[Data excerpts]
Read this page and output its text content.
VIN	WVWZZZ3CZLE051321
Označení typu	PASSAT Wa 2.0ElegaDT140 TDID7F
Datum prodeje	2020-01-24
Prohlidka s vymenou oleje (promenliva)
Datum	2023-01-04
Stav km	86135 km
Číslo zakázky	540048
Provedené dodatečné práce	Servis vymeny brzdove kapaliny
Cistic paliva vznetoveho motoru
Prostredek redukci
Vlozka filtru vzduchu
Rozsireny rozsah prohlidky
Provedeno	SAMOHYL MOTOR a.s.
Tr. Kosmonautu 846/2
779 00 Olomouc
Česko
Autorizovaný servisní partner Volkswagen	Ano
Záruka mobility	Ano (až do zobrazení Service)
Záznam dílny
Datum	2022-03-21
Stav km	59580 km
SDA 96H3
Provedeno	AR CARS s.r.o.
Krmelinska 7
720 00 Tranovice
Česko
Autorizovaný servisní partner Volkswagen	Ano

→ WHAT TO WORK ON
Scan the records for the string "Datum". Copy each line in which it appears.

→ WRITTEN REPLY
Datum prodeje	2020-01-24
Datum	2023-01-04
Datum	2022-03-21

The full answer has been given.